>>>>
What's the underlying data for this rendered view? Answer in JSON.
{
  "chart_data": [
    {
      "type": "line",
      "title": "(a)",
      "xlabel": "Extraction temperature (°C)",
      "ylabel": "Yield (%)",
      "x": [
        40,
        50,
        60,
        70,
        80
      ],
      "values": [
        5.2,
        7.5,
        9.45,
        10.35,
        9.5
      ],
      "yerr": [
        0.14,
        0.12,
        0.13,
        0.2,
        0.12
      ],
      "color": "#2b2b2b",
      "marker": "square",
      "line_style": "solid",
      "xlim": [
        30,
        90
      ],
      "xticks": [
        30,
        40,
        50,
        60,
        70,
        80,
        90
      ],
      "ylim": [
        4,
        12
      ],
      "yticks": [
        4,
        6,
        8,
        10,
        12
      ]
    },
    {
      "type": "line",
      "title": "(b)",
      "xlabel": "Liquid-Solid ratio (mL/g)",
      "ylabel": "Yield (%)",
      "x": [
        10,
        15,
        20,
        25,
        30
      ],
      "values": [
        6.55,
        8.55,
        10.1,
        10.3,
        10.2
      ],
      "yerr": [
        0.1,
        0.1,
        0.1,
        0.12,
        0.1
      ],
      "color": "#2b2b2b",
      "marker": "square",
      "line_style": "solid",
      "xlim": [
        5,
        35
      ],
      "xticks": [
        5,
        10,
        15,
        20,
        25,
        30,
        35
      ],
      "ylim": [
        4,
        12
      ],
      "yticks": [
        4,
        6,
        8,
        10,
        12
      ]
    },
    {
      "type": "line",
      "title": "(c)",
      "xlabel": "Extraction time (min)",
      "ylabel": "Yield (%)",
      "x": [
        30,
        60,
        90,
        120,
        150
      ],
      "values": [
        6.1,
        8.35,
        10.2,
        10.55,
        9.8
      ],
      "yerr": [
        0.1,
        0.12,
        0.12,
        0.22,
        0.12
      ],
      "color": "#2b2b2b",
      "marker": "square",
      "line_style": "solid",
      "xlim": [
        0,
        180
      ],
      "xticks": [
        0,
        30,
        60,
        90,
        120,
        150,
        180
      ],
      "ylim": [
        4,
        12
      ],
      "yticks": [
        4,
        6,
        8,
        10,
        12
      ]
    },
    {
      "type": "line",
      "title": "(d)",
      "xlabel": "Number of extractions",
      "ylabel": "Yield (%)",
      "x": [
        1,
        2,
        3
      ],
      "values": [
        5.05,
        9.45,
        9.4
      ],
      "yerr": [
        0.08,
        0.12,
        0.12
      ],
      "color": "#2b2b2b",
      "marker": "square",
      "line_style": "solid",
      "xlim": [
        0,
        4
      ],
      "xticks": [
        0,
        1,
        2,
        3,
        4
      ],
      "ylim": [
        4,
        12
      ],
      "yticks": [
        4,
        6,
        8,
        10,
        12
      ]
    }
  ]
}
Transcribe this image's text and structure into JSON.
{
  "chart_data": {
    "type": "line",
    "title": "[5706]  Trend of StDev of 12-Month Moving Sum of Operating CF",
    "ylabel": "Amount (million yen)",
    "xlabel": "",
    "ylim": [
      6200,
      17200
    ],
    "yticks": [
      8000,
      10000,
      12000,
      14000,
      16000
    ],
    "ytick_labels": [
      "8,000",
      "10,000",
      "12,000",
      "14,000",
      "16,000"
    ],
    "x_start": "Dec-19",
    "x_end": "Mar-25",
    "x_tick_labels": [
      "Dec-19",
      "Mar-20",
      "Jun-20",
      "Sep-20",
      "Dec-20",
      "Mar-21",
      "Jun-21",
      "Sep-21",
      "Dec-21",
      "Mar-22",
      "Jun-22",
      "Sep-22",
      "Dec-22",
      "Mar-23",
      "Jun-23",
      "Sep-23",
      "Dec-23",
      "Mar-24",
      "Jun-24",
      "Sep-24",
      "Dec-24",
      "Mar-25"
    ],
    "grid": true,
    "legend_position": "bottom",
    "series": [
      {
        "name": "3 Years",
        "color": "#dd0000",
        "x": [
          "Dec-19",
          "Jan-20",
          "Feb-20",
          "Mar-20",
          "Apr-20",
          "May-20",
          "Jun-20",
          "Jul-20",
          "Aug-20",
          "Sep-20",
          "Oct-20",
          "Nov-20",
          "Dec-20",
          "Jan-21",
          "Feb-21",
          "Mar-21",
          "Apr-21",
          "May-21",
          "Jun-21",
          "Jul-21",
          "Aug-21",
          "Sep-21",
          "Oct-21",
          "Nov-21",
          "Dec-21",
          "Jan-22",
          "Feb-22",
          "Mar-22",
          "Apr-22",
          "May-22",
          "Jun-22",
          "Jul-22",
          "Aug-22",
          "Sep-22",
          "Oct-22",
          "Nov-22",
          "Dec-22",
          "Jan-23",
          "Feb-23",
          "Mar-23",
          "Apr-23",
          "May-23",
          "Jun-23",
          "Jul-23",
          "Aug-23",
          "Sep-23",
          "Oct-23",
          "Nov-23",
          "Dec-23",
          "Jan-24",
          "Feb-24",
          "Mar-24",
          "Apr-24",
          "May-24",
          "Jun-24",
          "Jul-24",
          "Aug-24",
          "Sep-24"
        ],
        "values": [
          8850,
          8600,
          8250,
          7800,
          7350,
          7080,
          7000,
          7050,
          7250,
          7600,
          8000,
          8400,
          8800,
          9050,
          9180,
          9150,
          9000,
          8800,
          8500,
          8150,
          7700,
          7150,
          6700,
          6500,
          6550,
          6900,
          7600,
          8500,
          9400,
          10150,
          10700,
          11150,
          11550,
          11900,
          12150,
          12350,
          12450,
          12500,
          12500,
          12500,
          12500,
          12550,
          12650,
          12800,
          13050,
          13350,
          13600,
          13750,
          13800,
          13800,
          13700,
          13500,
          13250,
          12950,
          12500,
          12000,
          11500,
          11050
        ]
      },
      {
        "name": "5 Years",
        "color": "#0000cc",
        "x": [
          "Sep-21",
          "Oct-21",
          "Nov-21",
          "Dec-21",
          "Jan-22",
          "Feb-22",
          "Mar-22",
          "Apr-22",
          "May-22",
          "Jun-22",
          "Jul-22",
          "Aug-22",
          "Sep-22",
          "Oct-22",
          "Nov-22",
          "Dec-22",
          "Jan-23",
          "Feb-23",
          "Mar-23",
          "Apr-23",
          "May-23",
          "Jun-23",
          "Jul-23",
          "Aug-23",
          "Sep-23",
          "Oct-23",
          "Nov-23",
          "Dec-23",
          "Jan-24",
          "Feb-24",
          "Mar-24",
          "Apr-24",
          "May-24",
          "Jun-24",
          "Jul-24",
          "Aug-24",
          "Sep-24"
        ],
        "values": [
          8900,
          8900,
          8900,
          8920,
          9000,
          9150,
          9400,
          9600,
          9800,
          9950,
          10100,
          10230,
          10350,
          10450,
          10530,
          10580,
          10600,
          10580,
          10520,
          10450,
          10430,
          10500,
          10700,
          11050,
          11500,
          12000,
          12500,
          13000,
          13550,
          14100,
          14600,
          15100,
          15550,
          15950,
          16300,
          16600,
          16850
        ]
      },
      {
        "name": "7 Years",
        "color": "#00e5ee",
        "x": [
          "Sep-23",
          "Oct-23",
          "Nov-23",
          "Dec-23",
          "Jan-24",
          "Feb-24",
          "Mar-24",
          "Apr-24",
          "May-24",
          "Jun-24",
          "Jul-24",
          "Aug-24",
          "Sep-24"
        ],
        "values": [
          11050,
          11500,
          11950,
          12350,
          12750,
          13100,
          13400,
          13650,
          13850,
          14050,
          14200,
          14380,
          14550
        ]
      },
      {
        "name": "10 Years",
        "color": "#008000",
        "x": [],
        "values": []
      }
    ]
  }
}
<<<<
#### What to produce
Type out all of the material again, word for word.

#### Result
What's the underlying data for this rendered view? Answer in JSON.
{
  "chart_data": [
    {
      "type": "line",
      "title": "(a)",
      "xlabel": "Extraction temperature (°C)",
      "ylabel": "Yield (%)",
      "x": [
        40,
        50,
        60,
        70,
        80
      ],
      "values": [
        5.2,
        7.5,
        9.45,
        10.35,
        9.5
      ],
      "yerr": [
        0.14,
        0.12,
        0.13,
        0.2,
        0.12
      ],
      "color": "#2b2b2b",
      "marker": "square",
      "line_style": "solid",
      "xlim": [
        30,
        90
      ],
      "xticks": [
        30,
        40,
        50,
        60,
        70,
        80,
        90
      ],
      "ylim": [
        4,
        12
      ],
      "yticks": [
        4,
        6,
        8,
        10,
        12
      ]
    },
    {
      "type": "line",
      "title": "(b)",
      "xlabel": "Liquid-Solid ratio (mL/g)",
      "ylabel": "Yield (%)",
      "x": [
        10,
        15,
        20,
        25,
        30
      ],
      "values": [
        6.55,
        8.55,
        10.1,
        10.3,
        10.2
      ],
      "yerr": [
        0.1,
        0.1,
        0.1,
        0.12,
        0.1
      ],
      "color": "#2b2b2b",
      "marker": "square",
      "line_style": "solid",
      "xlim": [
        5,
        35
      ],
      "xticks": [
        5,
        10,
        15,
        20,
        25,
        30,
        35
      ],
      "ylim": [
        4,
        12
      ],
      "yticks": [
        4,
        6,
        8,
        10,
        12
      ]
    },
    {
      "type": "line",
      "title": "(c)",
      "xlabel": "Extraction time (min)",
      "ylabel": "Yield (%)",
      "x": [
        30,
        60,
        90,
        120,
        150
      ],
      "values": [
        6.1,
        8.35,
        10.2,
        10.55,
        9.8
      ],
      "yerr": [
        0.1,
        0.12,
        0.12,
        0.22,
        0.12
      ],
      "color": "#2b2b2b",
      "marker": "square",
      "line_style": "solid",
      "xlim": [
        0,
        180
      ],
      "xticks": [
        0,
        30,
        60,
        90,
        120,
        150,
        180
      ],
      "ylim": [
        4,
        12
      ],
      "yticks": [
        4,
        6,
        8,
        10,
        12
      ]
    },
    {
      "type": "line",
      "title": "(d)",
      "xlabel": "Number of extractions",
      "ylabel": "Yield (%)",
      "x": [
        1,
        2,
        3
      ],
      "values": [
        5.05,
        9.45,
        9.4
      ],
      "yerr": [
        0.08,
        0.12,
        0.12
      ],
      "color": "#2b2b2b",
      "marker": "square",
      "line_style": "solid",
      "xlim": [
        0,
        4
      ],
      "xticks": [
        0,
        1,
        2,
        3,
        4
      ],
      "ylim": [
        4,
        12
      ],
      "yticks": [
        4,
        6,
        8,
        10,
        12
      ]
    }
  ]
}
Transcribe this image's text and structure into JSON.
{
  "chart_data": {
    "type": "line",
    "title": "[5706]  Trend of StDev of 12-Month Moving Sum of Operating CF",
    "ylabel": "Amount (million yen)",
    "xlabel": "",
    "ylim": [
      6200,
      17200
    ],
    "yticks": [
      8000,
      10000,
      12000,
      14000,
      16000
    ],
    "ytick_labels": [
      "8,000",
      "10,000",
      "12,000",
      "14,000",
      "16,000"
    ],
    "x_start": "Dec-19",
    "x_end": "Mar-25",
    "x_tick_labels": [
      "Dec-19",
      "Mar-20",
      "Jun-20",
      "Sep-20",
      "Dec-20",
      "Mar-21",
      "Jun-21",
      "Sep-21",
      "Dec-21",
      "Mar-22",
      "Jun-22",
      "Sep-22",
      "Dec-22",
      "Mar-23",
      "Jun-23",
      "Sep-23",
      "Dec-23",
      "Mar-24",
      "Jun-24",
      "Sep-24",
      "Dec-24",
      "Mar-25"
    ],
    "grid": true,
    "legend_position": "bottom",
    "series": [
      {
        "name": "3 Years",
        "color": "#dd0000",
        "x": [
          "Dec-19",
          "Jan-20",
          "Feb-20",
          "Mar-20",
          "Apr-20",
          "May-20",
          "Jun-20",
          "Jul-20",
          "Aug-20",
          "Sep-20",
          "Oct-20",
          "Nov-20",
          "Dec-20",
          "Jan-21",
          "Feb-21",
          "Mar-21",
          "Apr-21",
          "May-21",
          "Jun-21",
          "Jul-21",
          "Aug-21",
          "Sep-21",
          "Oct-21",
          "Nov-21",
          "Dec-21",
          "Jan-22",
          "Feb-22",
          "Mar-22",
          "Apr-22",
          "May-22",
          "Jun-22",
          "Jul-22",
          "Aug-22",
          "Sep-22",
          "Oct-22",
          "Nov-22",
          "Dec-22",
          "Jan-23",
          "Feb-23",
          "Mar-23",
          "Apr-23",
          "May-23",
          "Jun-23",
          "Jul-23",
          "Aug-23",
          "Sep-23",
          "Oct-23",
          "Nov-23",
          "Dec-23",
          "Jan-24",
          "Feb-24",
          "Mar-24",
          "Apr-24",
          "May-24",
          "Jun-24",
          "Jul-24",
          "Aug-24",
          "Sep-24"
        ],
        "values": [
          8850,
          8600,
          8250,
          7800,
          7350,
          7080,
          7000,
          7050,
          7250,
          7600,
          8000,
          8400,
          8800,
          9050,
          9180,
          9150,
          9000,
          8800,
          8500,
          8150,
          7700,
          7150,
          6700,
          6500,
          6550,
          6900,
          7600,
          8500,
          9400,
          10150,
          10700,
          11150,
          11550,
          11900,
          12150,
          12350,
          12450,
          12500,
          12500,
          12500,
          12500,
          12550,
          12650,
          12800,
          13050,
          13350,
          13600,
          13750,
          13800,
          13800,
          13700,
          13500,
          13250,
          12950,
          12500,
          12000,
          11500,
          11050
        ]
      },
      {
        "name": "5 Years",
        "color": "#0000cc",
        "x": [
          "Sep-21",
          "Oct-21",
          "Nov-21",
          "Dec-21",
          "Jan-22",
          "Feb-22",
          "Mar-22",
          "Apr-22",
          "May-22",
          "Jun-22",
          "Jul-22",
          "Aug-22",
          "Sep-22",
          "Oct-22",
          "Nov-22",
          "Dec-22",
          "Jan-23",
          "Feb-23",
          "Mar-23",
          "Apr-23",
          "May-23",
          "Jun-23",
          "Jul-23",
          "Aug-23",
          "Sep-23",
          "Oct-23",
          "Nov-23",
          "Dec-23",
          "Jan-24",
          "Feb-24",
          "Mar-24",
          "Apr-24",
          "May-24",
          "Jun-24",
          "Jul-24",
          "Aug-24",
          "Sep-24"
        ],
        "values": [
          8900,
          8900,
          8900,
          8920,
          9000,
          9150,
          9400,
          9600,
          9800,
          9950,
          10100,
          10230,
          10350,
          10450,
          10530,
          10580,
          10600,
          10580,
          10520,
          10450,
          10430,
          10500,
          10700,
          11050,
          11500,
          12000,
          12500,
          13000,
          13550,
          14100,
          14600,
          15100,
          15550,
          15950,
          16300,
          16600,
          16850
        ]
      },
      {
        "name": "7 Years",
        "color": "#00e5ee",
        "x": [
          "Sep-23",
          "Oct-23",
          "Nov-23",
          "Dec-23",
          "Jan-24",
          "Feb-24",
          "Mar-24",
          "Apr-24",
          "May-24",
          "Jun-24",
          "Jul-24",
          "Aug-24",
          "Sep-24"
        ],
        "values": [
          11050,
          11500,
          11950,
          12350,
          12750,
          13100,
          13400,
          13650,
          13850,
          14050,
          14200,
          14380,
          14550
        ]
      },
      {
        "name": "10 Years",
        "color": "#008000",
        "x": [],
        "values": []
      }
    ]
  }
}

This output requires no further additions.